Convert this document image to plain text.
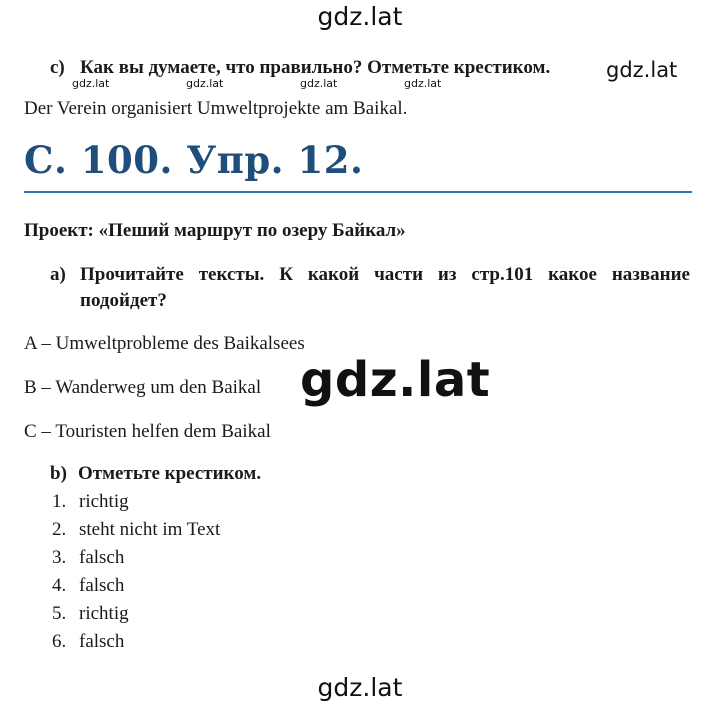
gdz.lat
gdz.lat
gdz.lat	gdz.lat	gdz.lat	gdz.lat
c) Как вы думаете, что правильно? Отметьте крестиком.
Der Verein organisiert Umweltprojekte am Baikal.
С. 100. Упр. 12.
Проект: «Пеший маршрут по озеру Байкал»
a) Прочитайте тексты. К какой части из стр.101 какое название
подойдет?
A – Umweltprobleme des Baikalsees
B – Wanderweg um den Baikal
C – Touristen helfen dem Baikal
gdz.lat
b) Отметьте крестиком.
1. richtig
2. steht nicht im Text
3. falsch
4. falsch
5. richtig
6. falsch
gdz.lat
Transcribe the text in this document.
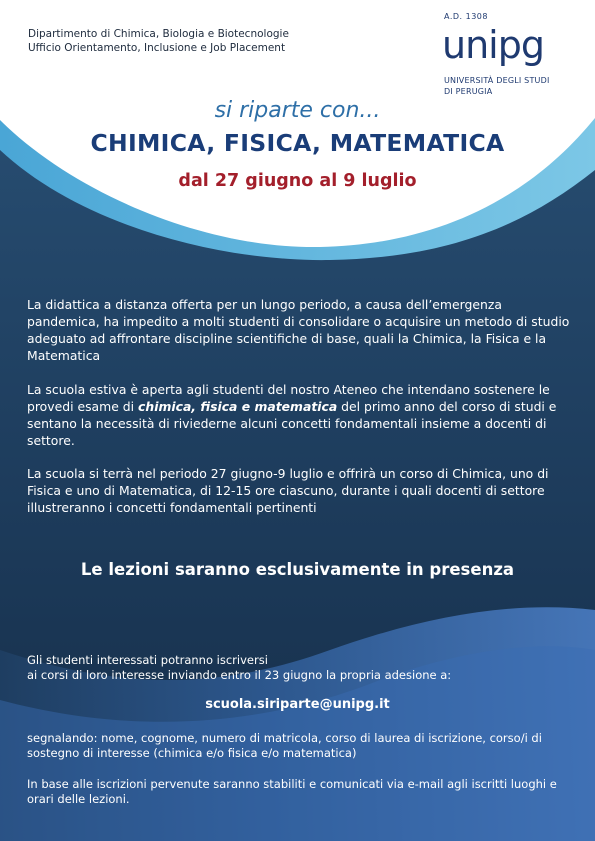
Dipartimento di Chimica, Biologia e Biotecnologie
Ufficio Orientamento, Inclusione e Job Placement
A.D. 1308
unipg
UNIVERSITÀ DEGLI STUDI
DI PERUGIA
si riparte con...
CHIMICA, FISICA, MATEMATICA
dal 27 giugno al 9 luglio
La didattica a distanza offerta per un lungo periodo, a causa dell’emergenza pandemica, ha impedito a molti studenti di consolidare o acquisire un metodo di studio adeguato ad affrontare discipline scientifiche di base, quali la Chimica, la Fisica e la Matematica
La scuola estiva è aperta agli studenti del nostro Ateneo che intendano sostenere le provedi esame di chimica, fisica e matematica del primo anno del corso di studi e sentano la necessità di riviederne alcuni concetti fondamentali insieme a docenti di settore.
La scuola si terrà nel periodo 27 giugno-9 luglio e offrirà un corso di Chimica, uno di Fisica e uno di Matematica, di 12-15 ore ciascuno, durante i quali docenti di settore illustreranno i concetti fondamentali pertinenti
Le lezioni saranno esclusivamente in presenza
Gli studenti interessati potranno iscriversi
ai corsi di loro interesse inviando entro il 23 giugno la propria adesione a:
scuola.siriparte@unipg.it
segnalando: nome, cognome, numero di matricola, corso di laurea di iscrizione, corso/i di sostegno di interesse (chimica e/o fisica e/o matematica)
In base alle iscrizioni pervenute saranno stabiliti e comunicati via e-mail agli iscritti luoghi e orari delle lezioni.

---

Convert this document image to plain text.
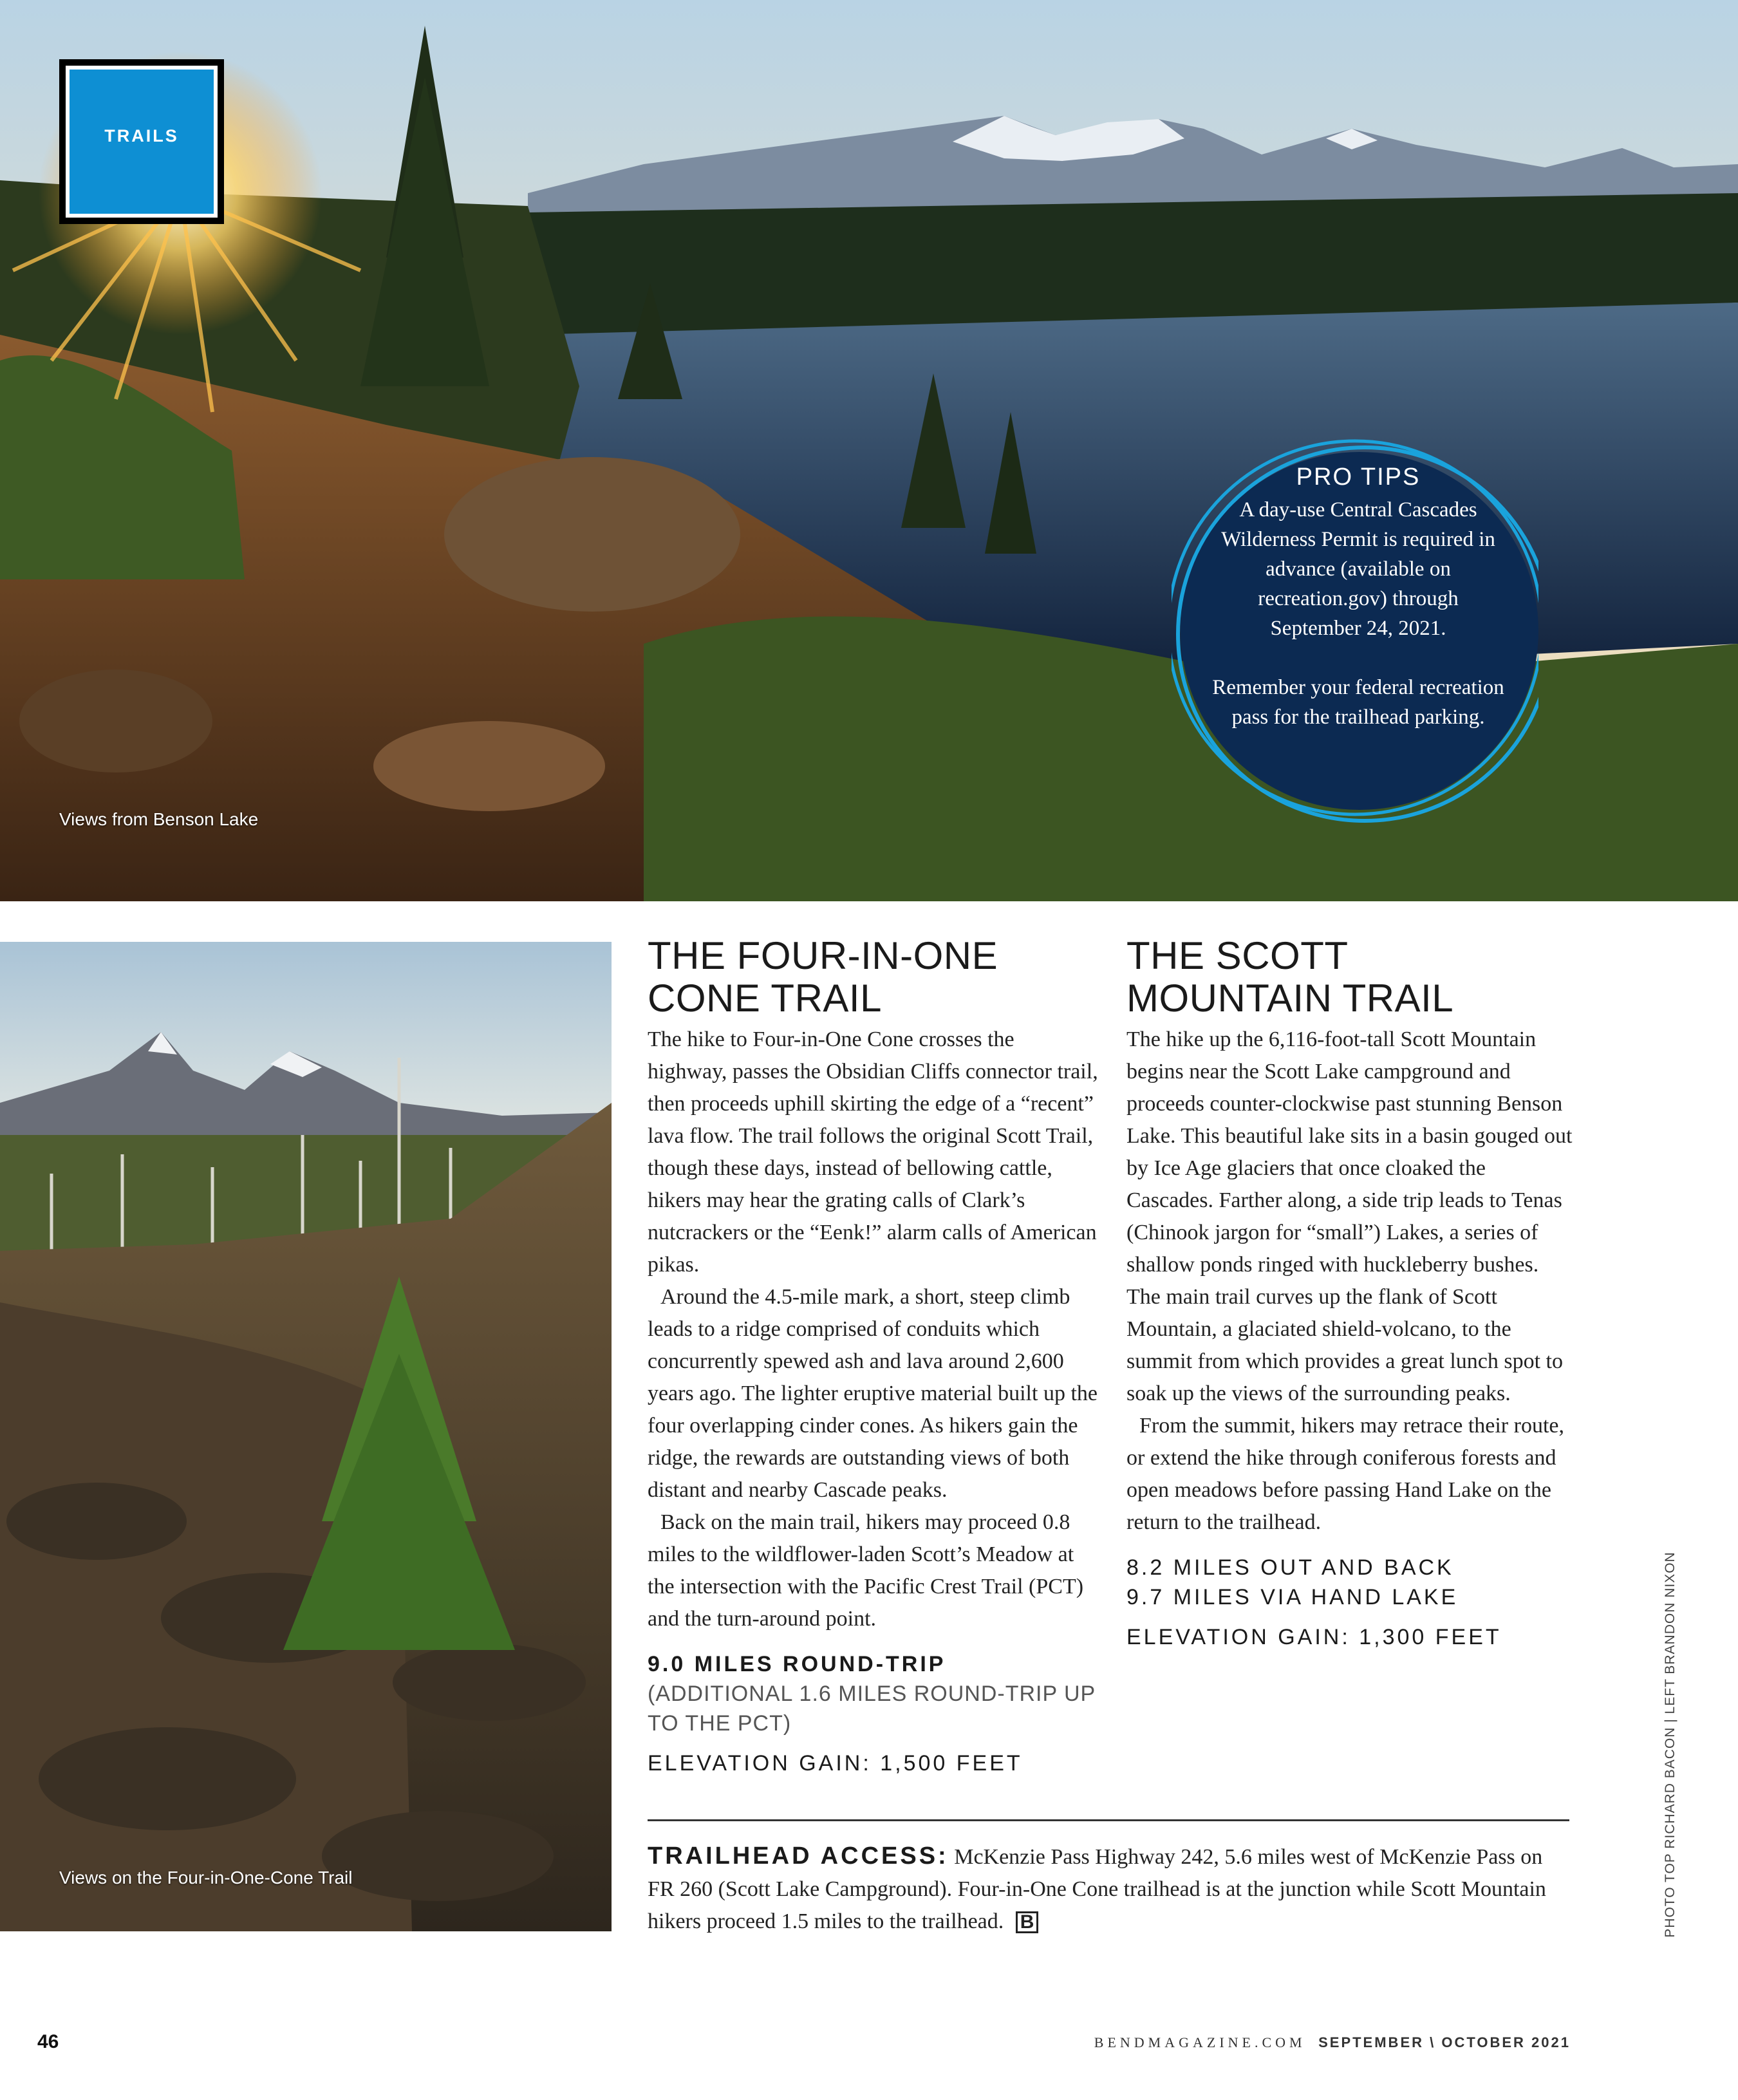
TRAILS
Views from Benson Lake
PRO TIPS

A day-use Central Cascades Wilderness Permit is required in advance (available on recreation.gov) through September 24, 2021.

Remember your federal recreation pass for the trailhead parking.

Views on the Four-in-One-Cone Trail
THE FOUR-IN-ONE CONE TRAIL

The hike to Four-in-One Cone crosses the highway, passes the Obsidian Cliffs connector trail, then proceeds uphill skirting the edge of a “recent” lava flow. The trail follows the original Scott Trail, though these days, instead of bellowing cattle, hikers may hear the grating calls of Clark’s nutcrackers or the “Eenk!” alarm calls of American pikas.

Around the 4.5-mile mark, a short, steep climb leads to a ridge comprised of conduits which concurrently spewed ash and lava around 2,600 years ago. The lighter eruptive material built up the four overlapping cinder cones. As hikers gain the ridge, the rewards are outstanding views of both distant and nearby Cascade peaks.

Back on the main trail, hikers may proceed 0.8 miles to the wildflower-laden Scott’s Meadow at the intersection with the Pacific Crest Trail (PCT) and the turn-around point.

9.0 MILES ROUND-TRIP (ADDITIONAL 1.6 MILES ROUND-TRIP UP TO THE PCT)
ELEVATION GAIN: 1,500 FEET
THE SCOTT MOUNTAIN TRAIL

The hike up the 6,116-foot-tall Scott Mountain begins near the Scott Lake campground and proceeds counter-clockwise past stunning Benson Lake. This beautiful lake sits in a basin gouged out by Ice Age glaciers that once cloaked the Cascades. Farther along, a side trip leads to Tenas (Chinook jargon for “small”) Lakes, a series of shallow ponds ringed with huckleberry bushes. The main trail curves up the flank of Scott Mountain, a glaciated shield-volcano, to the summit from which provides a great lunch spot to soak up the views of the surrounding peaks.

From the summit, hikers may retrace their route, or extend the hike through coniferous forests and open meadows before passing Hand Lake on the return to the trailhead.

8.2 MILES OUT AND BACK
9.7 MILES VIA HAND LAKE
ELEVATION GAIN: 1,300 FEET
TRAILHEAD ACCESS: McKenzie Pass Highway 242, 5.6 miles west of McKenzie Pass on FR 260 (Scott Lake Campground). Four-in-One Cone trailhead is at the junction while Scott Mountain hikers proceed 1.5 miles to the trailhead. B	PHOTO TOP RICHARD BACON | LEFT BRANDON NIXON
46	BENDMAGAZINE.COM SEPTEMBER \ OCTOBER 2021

-- Exercise objective --
Gather every line from the entries above where the word "docenti" appears, and copy them.

-- In response --
La scuola estiva è aperta agli studenti del nostro Ateneo che intendano sostenere le provedi esame di chimica, fisica e matematica del primo anno del corso di studi e sentano la necessità di riviederne alcuni concetti fondamentali insieme a docenti di settore.
La scuola si terrà nel periodo 27 giugno-9 luglio e offrirà un corso di Chimica, uno di Fisica e uno di Matematica, di 12-15 ore ciascuno, durante i quali docenti di settore illustreranno i concetti fondamentali pertinenti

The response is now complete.